# Exercise aim
Go through the records and show each line where the word "符合题意" occurs.

# Data for the task
◇ ◇ ◇
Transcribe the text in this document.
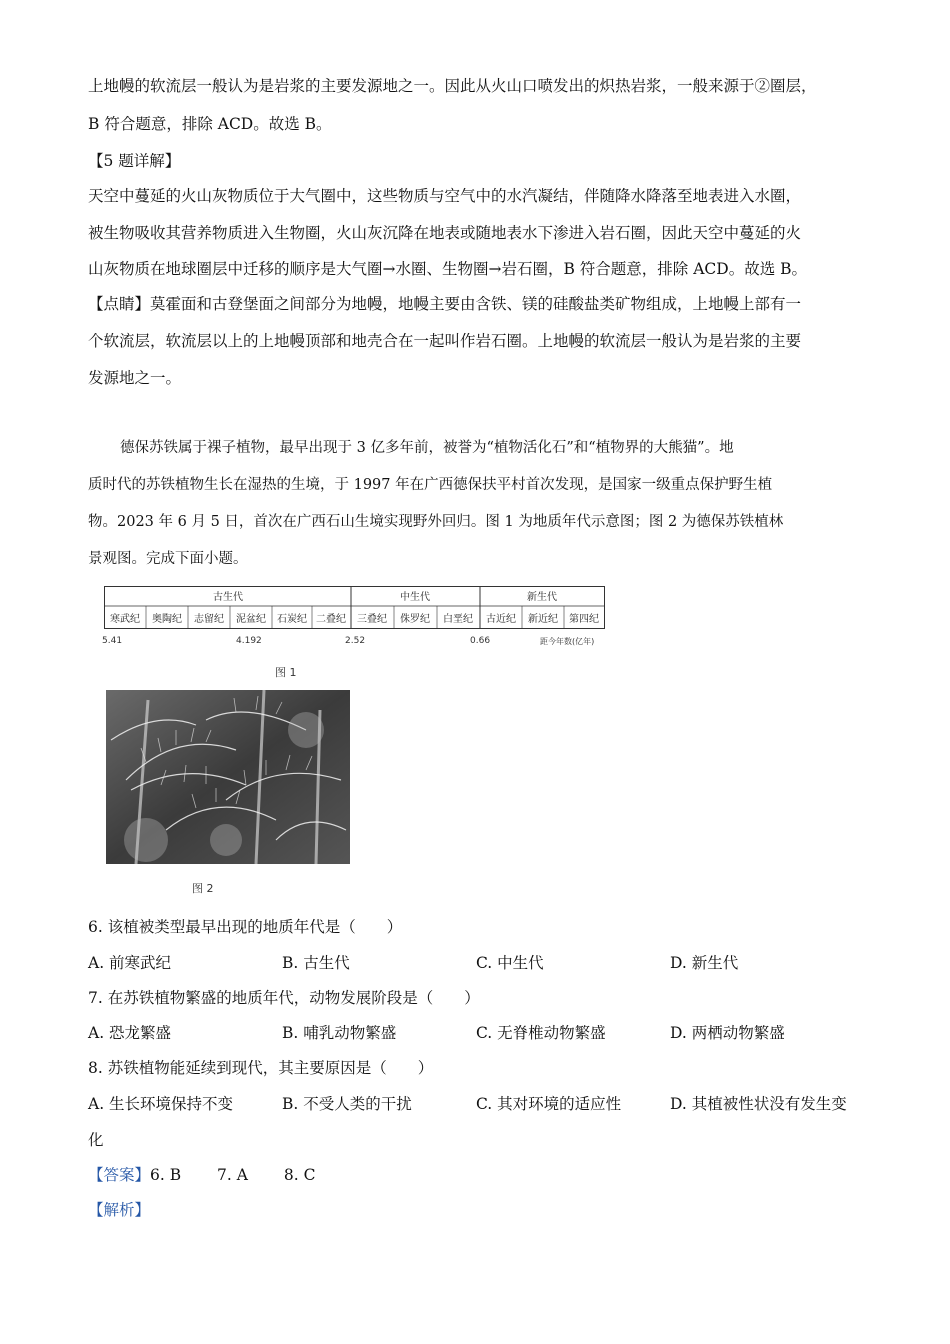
上地幔的软流层一般认为是岩浆的主要发源地之一。因此从火山口喷发出的炽热岩浆，一般来源于②圈层，
B 符合题意，排除 ACD。故选 B。
【5 题详解】
天空中蔓延的火山灰物质位于大气圈中，这些物质与空气中的水汽凝结，伴随降水降落至地表进入水圈，
被生物吸收其营养物质进入生物圈，火山灰沉降在地表或随地表水下渗进入岩石圈，因此天空中蔓延的火
山灰物质在地球圈层中迁移的顺序是大气圈→水圈、生物圈→岩石圈，B 符合题意，排除 ACD。故选 B。
【点睛】莫霍面和古登堡面之间部分为地幔，地幔主要由含铁、镁的硅酸盐类矿物组成，上地幔上部有一
个软流层，软流层以上的上地幔顶部和地壳合在一起叫作岩石圈。上地幔的软流层一般认为是岩浆的主要
发源地之一。
德保苏铁属于裸子植物，最早出现于 3 亿多年前，被誉为“植物活化石”和“植物界的大熊猫”。地
质时代的苏铁植物生长在湿热的生境，于 1997 年在广西德保扶平村首次发现，是国家一级重点保护野生植
物。2023 年 6 月 5 日，首次在广西石山生境实现野外回归。图 1 为地质年代示意图；图 2 为德保苏铁植林
景观图。完成下面小题。
古生代	中生代	新生代
寒武纪 奥陶纪 志留纪 泥盆纪 石炭纪 二叠纪 三叠纪 侏罗纪 白垩纪 古近纪 新近纪 第四纪
5.41	4.192	2.52	0.66	距今年数(亿年)
图 1
图 2
6. 该植被类型最早出现的地质年代是（　　）
A. 前寒武纪	B. 古生代	C. 中生代	D. 新生代
7. 在苏铁植物繁盛的地质年代，动物发展阶段是（　　）
A. 恐龙繁盛	B. 哺乳动物繁盛	C. 无脊椎动物繁盛	D. 两栖动物繁盛
8. 苏铁植物能延续到现代，其主要原因是（　　）
A. 生长环境保持不变	B. 不受人类的干扰	C. 其对环境的适应性	D. 其植被性状没有发生变
化
【答案】6. B　　 7. A　　 8. C
【解析】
◇ ◇ ◇
# Written solution
B 符合题意，排除 ACD。故选 B。
山灰物质在地球圈层中迁移的顺序是大气圈→水圈、生物圈→岩石圈，B 符合题意，排除 ACD。故选 B。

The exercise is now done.